From the listing, collect all lines containing the word "this".

Figure data in JSON

----------

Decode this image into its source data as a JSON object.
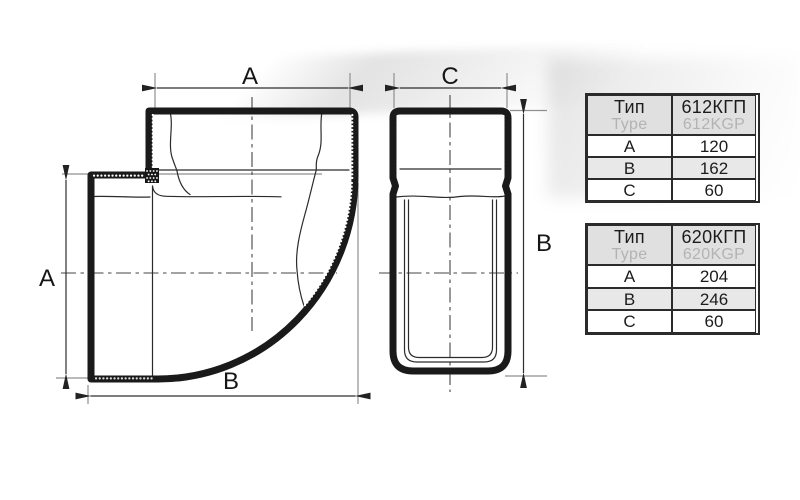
{
  "drawing": {
    "description": "90-degree flat duct elbow technical drawing, side section view and front view",
    "labels": {
      "side_top": "A",
      "side_left": "A",
      "side_bottom": "B",
      "front_top": "C",
      "front_right": "B"
    }
  },
  "tables": [
    {
      "id": "612",
      "header": {
        "type_primary": "Тип",
        "type_secondary": "Type",
        "model_primary": "612КГП",
        "model_secondary": "612KGP"
      },
      "rows": [
        {
          "param": "A",
          "value": "120"
        },
        {
          "param": "B",
          "value": "162"
        },
        {
          "param": "C",
          "value": "60"
        }
      ]
    },
    {
      "id": "620",
      "header": {
        "type_primary": "Тип",
        "type_secondary": "Type",
        "model_primary": "620КГП",
        "model_secondary": "620KGP"
      },
      "rows": [
        {
          "param": "A",
          "value": "204"
        },
        {
          "param": "B",
          "value": "246"
        },
        {
          "param": "C",
          "value": "60"
        }
      ]
    }
  ],
  "colors": {
    "line": "#1a1a1a",
    "table_border": "#2b2b2b",
    "header_bg": "#e0e0e0",
    "alt_row_bg": "#e8e8e8",
    "secondary_text": "#b3b3b3"
  }
}
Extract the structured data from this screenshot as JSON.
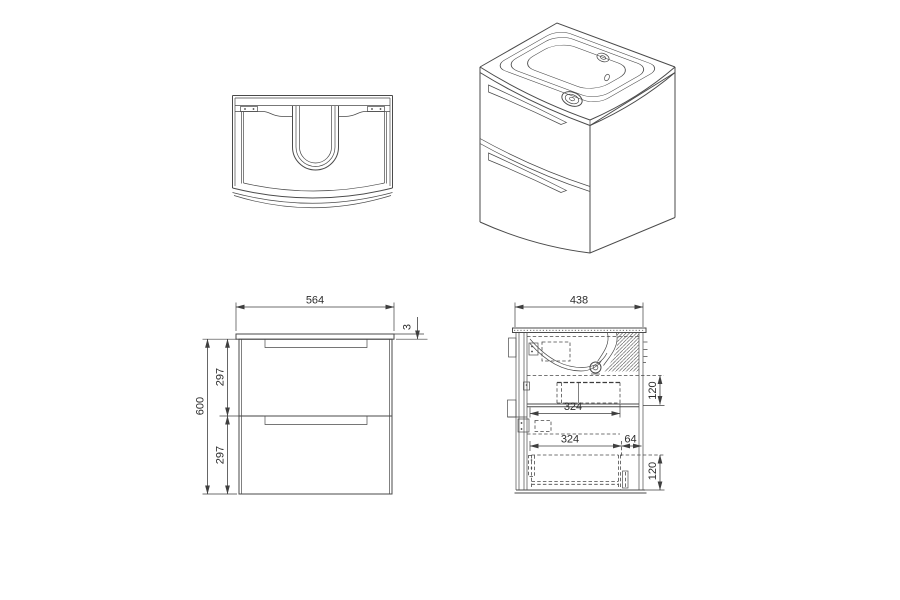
{
  "drawing": {
    "background": "#ffffff",
    "line_color": "#4a4a4a",
    "dimension_color": "#3f3f3f",
    "dimensions": {
      "front": {
        "width": "564",
        "counter_thickness": "3",
        "height": "600",
        "upper_drawer_height": "297",
        "lower_drawer_height": "297"
      },
      "side": {
        "depth": "438",
        "upper_drawer_depth": "324",
        "upper_drawer_height": "120",
        "lower_drawer_depth": "324",
        "back_clearance": "64",
        "lower_drawer_height": "120"
      }
    }
  }
}
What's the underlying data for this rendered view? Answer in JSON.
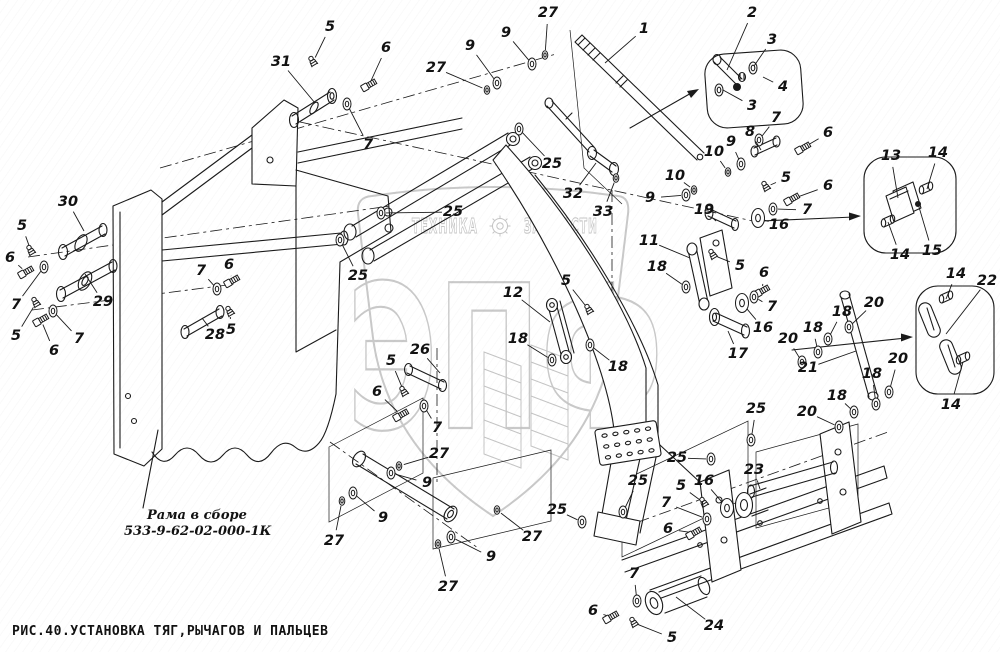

----------

Correct answer:
Decode this image into its source data as a JSON object.
Extract the structured data from this screenshot as JSON.
What's the underlying data for this rendered view? Answer in JSON.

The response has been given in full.